-- start INFORMATION SHOWN --

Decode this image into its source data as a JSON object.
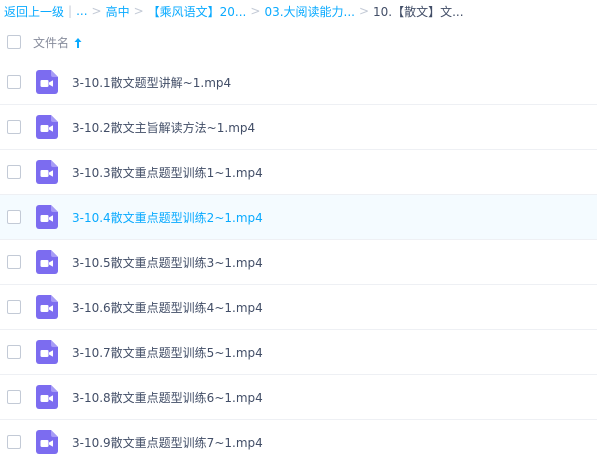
{
  "breadcrumb": {
    "back": "返回上一级",
    "ellipsis": "...",
    "crumbs": [
      "高中",
      "【乘风语文】20...",
      "03.大阅读能力..."
    ],
    "current": "10.【散文】文..."
  },
  "list_header": {
    "name_column": "文件名",
    "sort": "ascending"
  },
  "files": [
    {
      "name": "3-10.1散文题型讲解~1.mp4",
      "icon": "video-file-icon"
    },
    {
      "name": "3-10.2散文主旨解读方法~1.mp4",
      "icon": "video-file-icon"
    },
    {
      "name": "3-10.3散文重点题型训练1~1.mp4",
      "icon": "video-file-icon"
    },
    {
      "name": "3-10.4散文重点题型训练2~1.mp4",
      "icon": "video-file-icon",
      "highlighted": true
    },
    {
      "name": "3-10.5散文重点题型训练3~1.mp4",
      "icon": "video-file-icon"
    },
    {
      "name": "3-10.6散文重点题型训练4~1.mp4",
      "icon": "video-file-icon"
    },
    {
      "name": "3-10.7散文重点题型训练5~1.mp4",
      "icon": "video-file-icon"
    },
    {
      "name": "3-10.8散文重点题型训练6~1.mp4",
      "icon": "video-file-icon"
    },
    {
      "name": "3-10.9散文重点题型训练7~1.mp4",
      "icon": "video-file-icon"
    }
  ],
  "colors": {
    "link": "#09aaff",
    "text": "#424e67",
    "icon_purple": "#7c6cf0",
    "selected_row_bg": "#f4fbff"
  }
}
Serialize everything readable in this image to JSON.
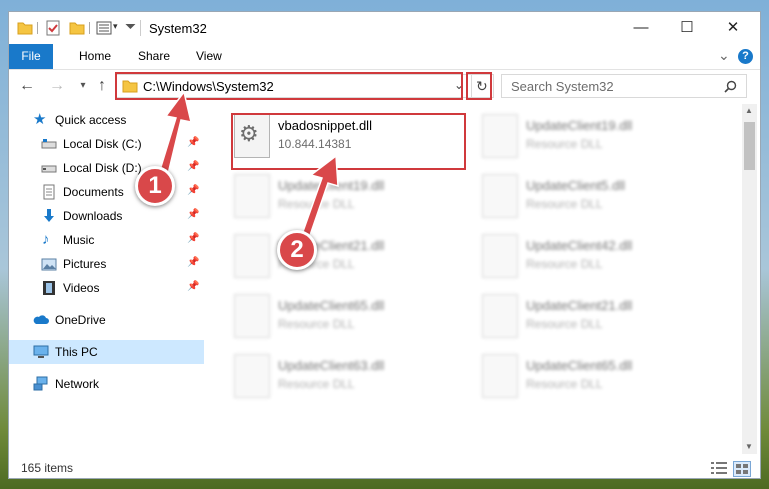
{
  "window": {
    "title": "System32",
    "minimize_glyph": "—",
    "maximize_glyph": "☐",
    "close_glyph": "✕"
  },
  "ribbon": {
    "tabs": [
      "File",
      "Home",
      "Share",
      "View"
    ],
    "expand_glyph": "⌄",
    "help_glyph": "?"
  },
  "navigation": {
    "back_glyph": "←",
    "forward_glyph": "→",
    "recent_glyph": "▾",
    "up_glyph": "↑",
    "address": "C:\\Windows\\System32",
    "search_placeholder": "Search System32"
  },
  "sidebar": {
    "items": [
      {
        "label": "Quick access",
        "icon": "star-icon",
        "pinned": false
      },
      {
        "label": "Local Disk (C:)",
        "icon": "drive-icon",
        "pinned": true
      },
      {
        "label": "Local Disk (D:)",
        "icon": "drive-icon",
        "pinned": true
      },
      {
        "label": "Documents",
        "icon": "documents-icon",
        "pinned": true
      },
      {
        "label": "Downloads",
        "icon": "download-icon",
        "pinned": true
      },
      {
        "label": "Music",
        "icon": "music-icon",
        "pinned": true
      },
      {
        "label": "Pictures",
        "icon": "pictures-icon",
        "pinned": true
      },
      {
        "label": "Videos",
        "icon": "video-icon",
        "pinned": true
      },
      {
        "label": "OneDrive",
        "icon": "cloud-icon",
        "pinned": false
      },
      {
        "label": "This PC",
        "icon": "computer-icon",
        "pinned": false,
        "selected": true
      },
      {
        "label": "Network",
        "icon": "network-icon",
        "pinned": false
      }
    ],
    "pin_glyph": "📌"
  },
  "files": [
    {
      "name": "vbadosnippet.dll",
      "desc": "10.844.14381",
      "highlighted": true
    },
    {
      "name": "UpdateClient19.dll",
      "desc": "Resource DLL"
    },
    {
      "name": "UpdateClient19.dll",
      "desc": "Resource DLL"
    },
    {
      "name": "UpdateClient5.dll",
      "desc": "Resource DLL"
    },
    {
      "name": "UpdateClient21.dll",
      "desc": "Resource DLL"
    },
    {
      "name": "UpdateClient42.dll",
      "desc": "Resource DLL"
    },
    {
      "name": "UpdateClient65.dll",
      "desc": "Resource DLL"
    },
    {
      "name": "UpdateClient21.dll",
      "desc": "Resource DLL"
    },
    {
      "name": "UpdateClient63.dll",
      "desc": "Resource DLL"
    },
    {
      "name": "UpdateClient65.dll",
      "desc": "Resource DLL"
    }
  ],
  "status": {
    "item_count": "165 items"
  },
  "annotations": {
    "step1": "1",
    "step2": "2"
  },
  "colors": {
    "accent": "#1979ca",
    "highlight_box": "#d0393c",
    "selected_nav": "#cde8ff"
  }
}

-- end INFORMATION SHOWN --

__TASK PROMPT__.
Go through the entries above and print each one exactly, minus the pictures.

__TASK RESPONSE__.
Decode this image into its source data as a JSON object.
{
  "breadcrumb": {
    "back": "返回上一级",
    "ellipsis": "...",
    "crumbs": [
      "高中",
      "【乘风语文】20...",
      "03.大阅读能力..."
    ],
    "current": "10.【散文】文..."
  },
  "list_header": {
    "name_column": "文件名",
    "sort": "ascending"
  },
  "files": [
    {
      "name": "3-10.1散文题型讲解~1.mp4",
      "icon": "video-file-icon"
    },
    {
      "name": "3-10.2散文主旨解读方法~1.mp4",
      "icon": "video-file-icon"
    },
    {
      "name": "3-10.3散文重点题型训练1~1.mp4",
      "icon": "video-file-icon"
    },
    {
      "name": "3-10.4散文重点题型训练2~1.mp4",
      "icon": "video-file-icon",
      "highlighted": true
    },
    {
      "name": "3-10.5散文重点题型训练3~1.mp4",
      "icon": "video-file-icon"
    },
    {
      "name": "3-10.6散文重点题型训练4~1.mp4",
      "icon": "video-file-icon"
    },
    {
      "name": "3-10.7散文重点题型训练5~1.mp4",
      "icon": "video-file-icon"
    },
    {
      "name": "3-10.8散文重点题型训练6~1.mp4",
      "icon": "video-file-icon"
    },
    {
      "name": "3-10.9散文重点题型训练7~1.mp4",
      "icon": "video-file-icon"
    }
  ],
  "colors": {
    "link": "#09aaff",
    "text": "#424e67",
    "icon_purple": "#7c6cf0",
    "selected_row_bg": "#f4fbff"
  }
}
Serialize everything readable in this image to JSON.
{
  "window": {
    "title": "System32",
    "minimize_glyph": "—",
    "maximize_glyph": "☐",
    "close_glyph": "✕"
  },
  "ribbon": {
    "tabs": [
      "File",
      "Home",
      "Share",
      "View"
    ],
    "expand_glyph": "⌄",
    "help_glyph": "?"
  },
  "navigation": {
    "back_glyph": "←",
    "forward_glyph": "→",
    "recent_glyph": "▾",
    "up_glyph": "↑",
    "address": "C:\\Windows\\System32",
    "search_placeholder": "Search System32"
  },
  "sidebar": {
    "items": [
      {
        "label": "Quick access",
        "icon": "star-icon",
        "pinned": false
      },
      {
        "label": "Local Disk (C:)",
        "icon": "drive-icon",
        "pinned": true
      },
      {
        "label": "Local Disk (D:)",
        "icon": "drive-icon",
        "pinned": true
      },
      {
        "label": "Documents",
        "icon": "documents-icon",
        "pinned": true
      },
      {
        "label": "Downloads",
        "icon": "download-icon",
        "pinned": true
      },
      {
        "label": "Music",
        "icon": "music-icon",
        "pinned": true
      },
      {
        "label": "Pictures",
        "icon": "pictures-icon",
        "pinned": true
      },
      {
        "label": "Videos",
        "icon": "video-icon",
        "pinned": true
      },
      {
        "label": "OneDrive",
        "icon": "cloud-icon",
        "pinned": false
      },
      {
        "label": "This PC",
        "icon": "computer-icon",
        "pinned": false,
        "selected": true
      },
      {
        "label": "Network",
        "icon": "network-icon",
        "pinned": false
      }
    ],
    "pin_glyph": "📌"
  },
  "files": [
    {
      "name": "vbadosnippet.dll",
      "desc": "10.844.14381",
      "highlighted": true
    },
    {
      "name": "UpdateClient19.dll",
      "desc": "Resource DLL"
    },
    {
      "name": "UpdateClient19.dll",
      "desc": "Resource DLL"
    },
    {
      "name": "UpdateClient5.dll",
      "desc": "Resource DLL"
    },
    {
      "name": "UpdateClient21.dll",
      "desc": "Resource DLL"
    },
    {
      "name": "UpdateClient42.dll",
      "desc": "Resource DLL"
    },
    {
      "name": "UpdateClient65.dll",
      "desc": "Resource DLL"
    },
    {
      "name": "UpdateClient21.dll",
      "desc": "Resource DLL"
    },
    {
      "name": "UpdateClient63.dll",
      "desc": "Resource DLL"
    },
    {
      "name": "UpdateClient65.dll",
      "desc": "Resource DLL"
    }
  ],
  "status": {
    "item_count": "165 items"
  },
  "annotations": {
    "step1": "1",
    "step2": "2"
  },
  "colors": {
    "accent": "#1979ca",
    "highlight_box": "#d0393c",
    "selected_nav": "#cde8ff"
  }
}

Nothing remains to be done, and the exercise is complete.